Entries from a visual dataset
╔══
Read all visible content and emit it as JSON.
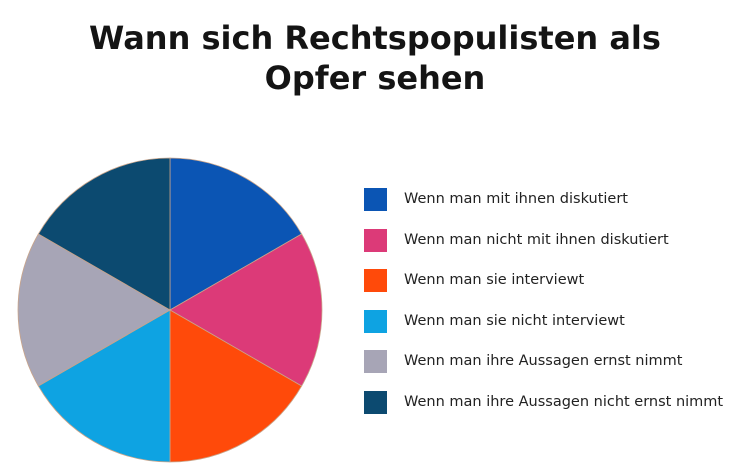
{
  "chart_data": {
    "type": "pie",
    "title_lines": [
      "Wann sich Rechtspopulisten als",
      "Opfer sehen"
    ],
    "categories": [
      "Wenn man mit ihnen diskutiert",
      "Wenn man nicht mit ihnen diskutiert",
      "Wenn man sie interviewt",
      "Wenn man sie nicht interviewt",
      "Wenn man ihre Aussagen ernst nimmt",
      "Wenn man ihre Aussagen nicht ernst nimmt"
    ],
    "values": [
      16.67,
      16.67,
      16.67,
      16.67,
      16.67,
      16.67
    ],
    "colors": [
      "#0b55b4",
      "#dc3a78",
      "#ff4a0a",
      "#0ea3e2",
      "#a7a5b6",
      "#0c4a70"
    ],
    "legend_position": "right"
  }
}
╚══
╔══
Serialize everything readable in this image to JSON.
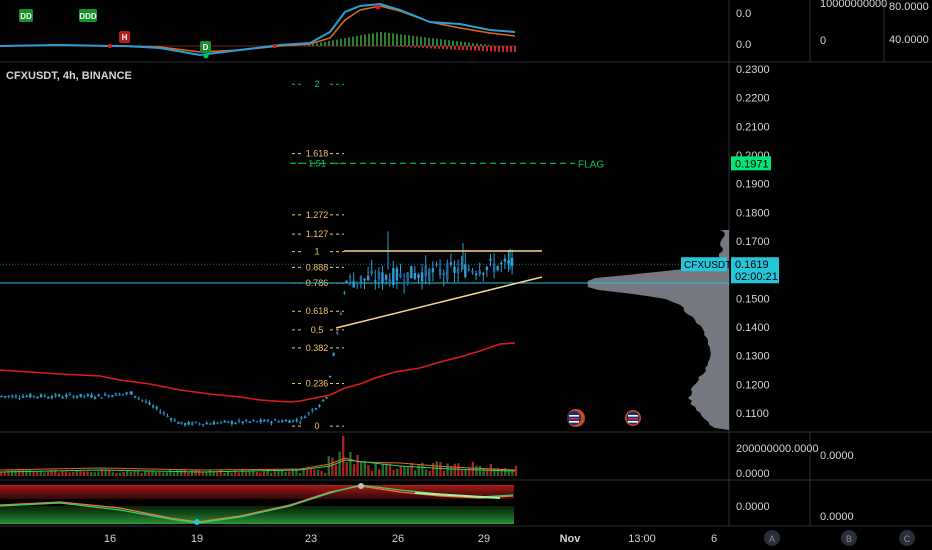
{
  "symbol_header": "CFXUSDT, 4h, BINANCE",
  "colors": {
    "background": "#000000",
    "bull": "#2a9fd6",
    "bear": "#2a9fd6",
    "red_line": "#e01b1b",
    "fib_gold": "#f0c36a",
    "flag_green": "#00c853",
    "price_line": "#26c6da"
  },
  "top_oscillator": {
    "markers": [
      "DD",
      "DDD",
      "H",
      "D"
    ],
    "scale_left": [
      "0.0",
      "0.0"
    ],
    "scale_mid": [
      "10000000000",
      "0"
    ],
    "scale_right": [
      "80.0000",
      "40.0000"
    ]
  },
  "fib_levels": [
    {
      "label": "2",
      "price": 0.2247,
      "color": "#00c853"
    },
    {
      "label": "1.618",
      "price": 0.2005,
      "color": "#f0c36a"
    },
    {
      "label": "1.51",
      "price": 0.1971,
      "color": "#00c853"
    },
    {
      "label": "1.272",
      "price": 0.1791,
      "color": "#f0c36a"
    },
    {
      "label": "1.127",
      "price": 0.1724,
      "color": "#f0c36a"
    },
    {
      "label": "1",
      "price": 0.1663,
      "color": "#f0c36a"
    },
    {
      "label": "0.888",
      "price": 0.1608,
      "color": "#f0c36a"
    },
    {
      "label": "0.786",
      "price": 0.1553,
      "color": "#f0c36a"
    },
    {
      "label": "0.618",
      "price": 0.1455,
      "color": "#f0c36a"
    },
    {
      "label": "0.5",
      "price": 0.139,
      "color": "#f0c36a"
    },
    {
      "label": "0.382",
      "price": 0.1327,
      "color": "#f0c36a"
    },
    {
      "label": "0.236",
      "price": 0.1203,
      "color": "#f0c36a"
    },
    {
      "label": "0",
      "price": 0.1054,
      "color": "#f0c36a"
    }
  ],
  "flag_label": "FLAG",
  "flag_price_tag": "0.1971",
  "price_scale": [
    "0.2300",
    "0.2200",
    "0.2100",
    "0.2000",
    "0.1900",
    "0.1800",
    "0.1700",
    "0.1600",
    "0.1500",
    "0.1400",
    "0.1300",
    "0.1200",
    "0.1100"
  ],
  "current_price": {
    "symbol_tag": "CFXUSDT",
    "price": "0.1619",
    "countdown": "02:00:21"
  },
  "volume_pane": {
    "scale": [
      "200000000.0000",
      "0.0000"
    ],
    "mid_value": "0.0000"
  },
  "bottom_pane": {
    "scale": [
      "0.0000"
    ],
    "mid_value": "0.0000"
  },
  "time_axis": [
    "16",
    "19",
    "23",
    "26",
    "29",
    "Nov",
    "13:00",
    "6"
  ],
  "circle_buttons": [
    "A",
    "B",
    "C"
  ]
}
╚══
TASK OBJECTIVE
Return every line in the listing that contains the word "nicht".

PROBLEM SOLUTION
      "Wenn man nicht mit ihnen diskutiert",
      "Wenn man sie nicht interviewt",
      "Wenn man ihre Aussagen nicht ernst nimmt"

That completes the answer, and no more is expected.